## Exercise aim
Return each line of the data below verbatim; pictures are to be left out.

--- Records for the exercise ---

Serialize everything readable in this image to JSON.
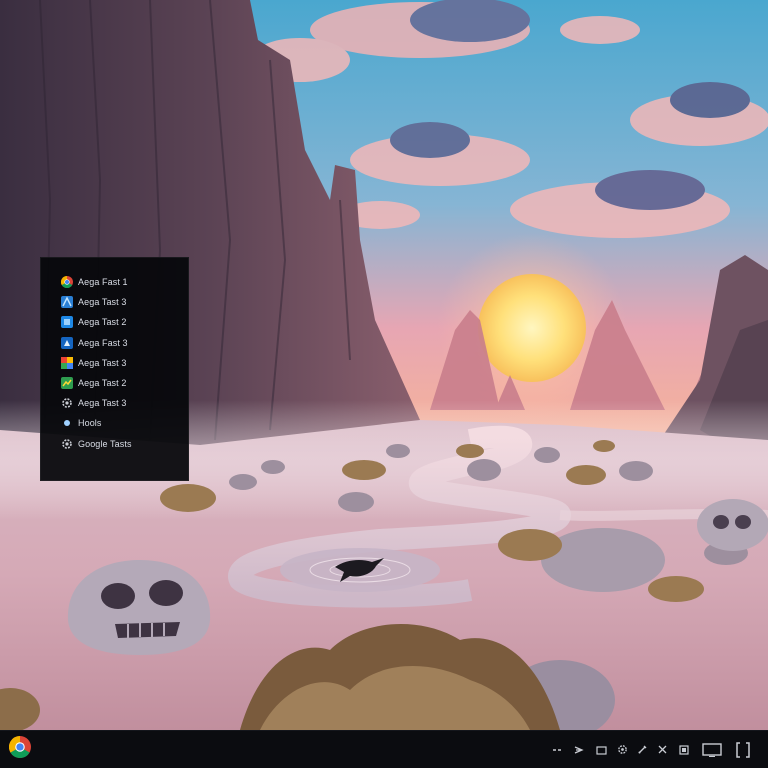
{
  "menu": {
    "items": [
      {
        "label": "Aega Fast 1",
        "icon": "chrome-icon"
      },
      {
        "label": "Aega Tast 3",
        "icon": "app-blue-icon"
      },
      {
        "label": "Aega Tast 2",
        "icon": "app-blue-icon"
      },
      {
        "label": "Aega Fast 3",
        "icon": "app-blue-icon"
      },
      {
        "label": "Aega Tast 3",
        "icon": "app-multicolor-icon"
      },
      {
        "label": "Aega Tast 2",
        "icon": "app-green-icon"
      },
      {
        "label": "Aega Tast 3",
        "icon": "gear-icon"
      },
      {
        "label": "Hools",
        "icon": "dot-icon"
      },
      {
        "label": "Google Tasts",
        "icon": "gear-icon"
      }
    ]
  },
  "taskbar": {
    "start_icon": "chrome-icon",
    "tray_icons": [
      "more-icon",
      "arrow-icon",
      "window-icon",
      "settings-icon",
      "pen-icon",
      "crosshair-icon",
      "screen-icon",
      "display-icon",
      "bracket-icon"
    ]
  },
  "colors": {
    "menu_bg": "#06070b",
    "taskbar_bg": "#0b0c10",
    "menu_text": "#d9dde6"
  }
}
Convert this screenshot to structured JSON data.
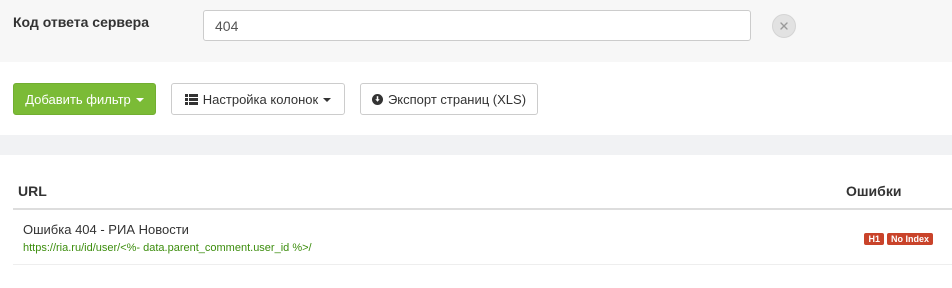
{
  "filter": {
    "label": "Код ответа сервера",
    "value": "404"
  },
  "toolbar": {
    "add_filter_label": "Добавить фильтр",
    "columns_label": "Настройка колонок",
    "export_label": "Экспорт страниц (XLS)"
  },
  "table": {
    "columns": [
      "URL",
      "Ошибки"
    ],
    "rows": [
      {
        "title": "Ошибка 404 - РИА Новости",
        "url": "https://ria.ru/id/user/<%- data.parent_comment.user_id %>/",
        "badges": [
          "H1",
          "No Index"
        ]
      }
    ]
  },
  "colors": {
    "primary_button": "#7bbb36",
    "badge": "#c9432a",
    "link": "#3c8d0d"
  },
  "icons": {
    "remove_filter": "close-icon",
    "columns": "list-icon",
    "export": "download-circle-icon"
  }
}
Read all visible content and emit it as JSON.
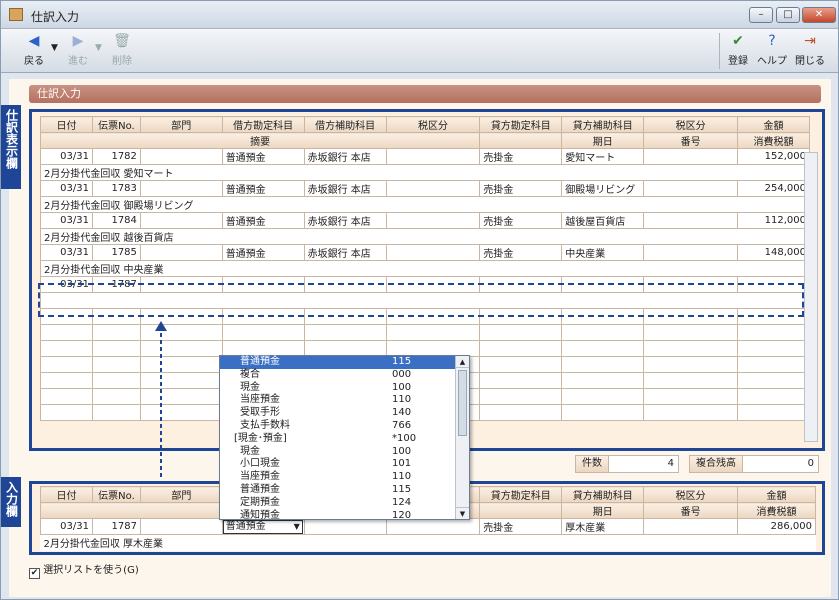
{
  "window": {
    "title": "仕訳入力",
    "min_label": "–",
    "max_label": "□",
    "close_label": "✕"
  },
  "toolbar": {
    "back": "戻る",
    "forward": "進む",
    "delete": "削除",
    "register": "登録",
    "help": "ヘルプ",
    "close": "閉じる"
  },
  "section_title": "仕訳入力",
  "labels": {
    "display_area": "仕訳表示欄",
    "input_area": "入力欄"
  },
  "header": {
    "date": "日付",
    "slip_no": "伝票No.",
    "dept": "部門",
    "debit_account": "借方勘定科目",
    "debit_sub": "借方補助科目",
    "tax": "税区分",
    "credit_account": "貸方勘定科目",
    "credit_sub": "貸方補助科目",
    "tax2": "税区分",
    "amount": "金額",
    "summary": "摘要",
    "due_date": "期日",
    "number": "番号",
    "consumption_tax": "消費税額"
  },
  "rows": [
    {
      "date": "03/31",
      "no": "1782",
      "debit": "普通預金",
      "debit_sub": "赤坂銀行 本店",
      "credit": "売掛金",
      "credit_sub": "愛知マート",
      "amount": "152,000",
      "summary": "2月分掛代金回収 愛知マート"
    },
    {
      "date": "03/31",
      "no": "1783",
      "debit": "普通預金",
      "debit_sub": "赤坂銀行 本店",
      "credit": "売掛金",
      "credit_sub": "御殿場リビング",
      "amount": "254,000",
      "summary": "2月分掛代金回収 御殿場リビング"
    },
    {
      "date": "03/31",
      "no": "1784",
      "debit": "普通預金",
      "debit_sub": "赤坂銀行 本店",
      "credit": "売掛金",
      "credit_sub": "越後屋百貨店",
      "amount": "112,000",
      "summary": "2月分掛代金回収 越後百貨店"
    },
    {
      "date": "03/31",
      "no": "1785",
      "debit": "普通預金",
      "debit_sub": "赤坂銀行 本店",
      "credit": "売掛金",
      "credit_sub": "中央産業",
      "amount": "148,000",
      "summary": "2月分掛代金回収 中央産業"
    },
    {
      "date": "03/31",
      "no": "1787",
      "debit": "",
      "debit_sub": "",
      "credit": "",
      "credit_sub": "",
      "amount": "",
      "summary": ""
    }
  ],
  "status": {
    "count_label": "件数",
    "count_value": "4",
    "balance_label": "複合残高",
    "balance_value": "0"
  },
  "input_row": {
    "date": "03/31",
    "no": "1787",
    "debit": "普通預金",
    "credit": "売掛金",
    "credit_sub": "厚木産業",
    "amount": "286,000",
    "summary": "2月分掛代金回収 厚木産業"
  },
  "dropdown": [
    {
      "name": "普通預金",
      "code": "115"
    },
    {
      "name": "複合",
      "code": "000"
    },
    {
      "name": "現金",
      "code": "100"
    },
    {
      "name": "当座預金",
      "code": "110"
    },
    {
      "name": "受取手形",
      "code": "140"
    },
    {
      "name": "支払手数料",
      "code": "766"
    },
    {
      "name": "[現金･預金]",
      "code": "*100"
    },
    {
      "name": "現金",
      "code": "100"
    },
    {
      "name": "小口現金",
      "code": "101"
    },
    {
      "name": "当座預金",
      "code": "110"
    },
    {
      "name": "普通預金",
      "code": "115"
    },
    {
      "name": "定期預金",
      "code": "124"
    },
    {
      "name": "通知預金",
      "code": "120"
    }
  ],
  "checkbox": {
    "label": "選択リストを使う(G)",
    "checked": true
  }
}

---

## Output of the task
Serialize everything readable in this image to JSON.
{
  "menu": {
    "items": [
      {
        "label": "Aega Fast 1",
        "icon": "chrome-icon"
      },
      {
        "label": "Aega Tast 3",
        "icon": "app-blue-icon"
      },
      {
        "label": "Aega Tast 2",
        "icon": "app-blue-icon"
      },
      {
        "label": "Aega Fast 3",
        "icon": "app-blue-icon"
      },
      {
        "label": "Aega Tast 3",
        "icon": "app-multicolor-icon"
      },
      {
        "label": "Aega Tast 2",
        "icon": "app-green-icon"
      },
      {
        "label": "Aega Tast 3",
        "icon": "gear-icon"
      },
      {
        "label": "Hools",
        "icon": "dot-icon"
      },
      {
        "label": "Google Tasts",
        "icon": "gear-icon"
      }
    ]
  },
  "taskbar": {
    "start_icon": "chrome-icon",
    "tray_icons": [
      "more-icon",
      "arrow-icon",
      "window-icon",
      "settings-icon",
      "pen-icon",
      "crosshair-icon",
      "screen-icon",
      "display-icon",
      "bracket-icon"
    ]
  },
  "colors": {
    "menu_bg": "#06070b",
    "taskbar_bg": "#0b0c10",
    "menu_text": "#d9dde6"
  }
}
Convert this screenshot to structured JSON data.
{
  "filter": {
    "label": "Код ответа сервера",
    "value": "404"
  },
  "toolbar": {
    "add_filter_label": "Добавить фильтр",
    "columns_label": "Настройка колонок",
    "export_label": "Экспорт страниц (XLS)"
  },
  "table": {
    "columns": [
      "URL",
      "Ошибки"
    ],
    "rows": [
      {
        "title": "Ошибка 404 - РИА Новости",
        "url": "https://ria.ru/id/user/<%- data.parent_comment.user_id %>/",
        "badges": [
          "H1",
          "No Index"
        ]
      }
    ]
  },
  "colors": {
    "primary_button": "#7bbb36",
    "badge": "#c9432a",
    "link": "#3c8d0d"
  },
  "icons": {
    "remove_filter": "close-icon",
    "columns": "list-icon",
    "export": "download-circle-icon"
  }
}
Read all visible content and emit it as JSON.
{
  "window": {
    "title": "仕訳入力",
    "min_label": "–",
    "max_label": "□",
    "close_label": "✕"
  },
  "toolbar": {
    "back": "戻る",
    "forward": "進む",
    "delete": "削除",
    "register": "登録",
    "help": "ヘルプ",
    "close": "閉じる"
  },
  "section_title": "仕訳入力",
  "labels": {
    "display_area": "仕訳表示欄",
    "input_area": "入力欄"
  },
  "header": {
    "date": "日付",
    "slip_no": "伝票No.",
    "dept": "部門",
    "debit_account": "借方勘定科目",
    "debit_sub": "借方補助科目",
    "tax": "税区分",
    "credit_account": "貸方勘定科目",
    "credit_sub": "貸方補助科目",
    "tax2": "税区分",
    "amount": "金額",
    "summary": "摘要",
    "due_date": "期日",
    "number": "番号",
    "consumption_tax": "消費税額"
  },
  "rows": [
    {
      "date": "03/31",
      "no": "1782",
      "debit": "普通預金",
      "debit_sub": "赤坂銀行 本店",
      "credit": "売掛金",
      "credit_sub": "愛知マート",
      "amount": "152,000",
      "summary": "2月分掛代金回収 愛知マート"
    },
    {
      "date": "03/31",
      "no": "1783",
      "debit": "普通預金",
      "debit_sub": "赤坂銀行 本店",
      "credit": "売掛金",
      "credit_sub": "御殿場リビング",
      "amount": "254,000",
      "summary": "2月分掛代金回収 御殿場リビング"
    },
    {
      "date": "03/31",
      "no": "1784",
      "debit": "普通預金",
      "debit_sub": "赤坂銀行 本店",
      "credit": "売掛金",
      "credit_sub": "越後屋百貨店",
      "amount": "112,000",
      "summary": "2月分掛代金回収 越後百貨店"
    },
    {
      "date": "03/31",
      "no": "1785",
      "debit": "普通預金",
      "debit_sub": "赤坂銀行 本店",
      "credit": "売掛金",
      "credit_sub": "中央産業",
      "amount": "148,000",
      "summary": "2月分掛代金回収 中央産業"
    },
    {
      "date": "03/31",
      "no": "1787",
      "debit": "",
      "debit_sub": "",
      "credit": "",
      "credit_sub": "",
      "amount": "",
      "summary": ""
    }
  ],
  "status": {
    "count_label": "件数",
    "count_value": "4",
    "balance_label": "複合残高",
    "balance_value": "0"
  },
  "input_row": {
    "date": "03/31",
    "no": "1787",
    "debit": "普通預金",
    "credit": "売掛金",
    "credit_sub": "厚木産業",
    "amount": "286,000",
    "summary": "2月分掛代金回収 厚木産業"
  },
  "dropdown": [
    {
      "name": "普通預金",
      "code": "115"
    },
    {
      "name": "複合",
      "code": "000"
    },
    {
      "name": "現金",
      "code": "100"
    },
    {
      "name": "当座預金",
      "code": "110"
    },
    {
      "name": "受取手形",
      "code": "140"
    },
    {
      "name": "支払手数料",
      "code": "766"
    },
    {
      "name": "[現金･預金]",
      "code": "*100"
    },
    {
      "name": "現金",
      "code": "100"
    },
    {
      "name": "小口現金",
      "code": "101"
    },
    {
      "name": "当座預金",
      "code": "110"
    },
    {
      "name": "普通預金",
      "code": "115"
    },
    {
      "name": "定期預金",
      "code": "124"
    },
    {
      "name": "通知預金",
      "code": "120"
    }
  ],
  "checkbox": {
    "label": "選択リストを使う(G)",
    "checked": true
  }
}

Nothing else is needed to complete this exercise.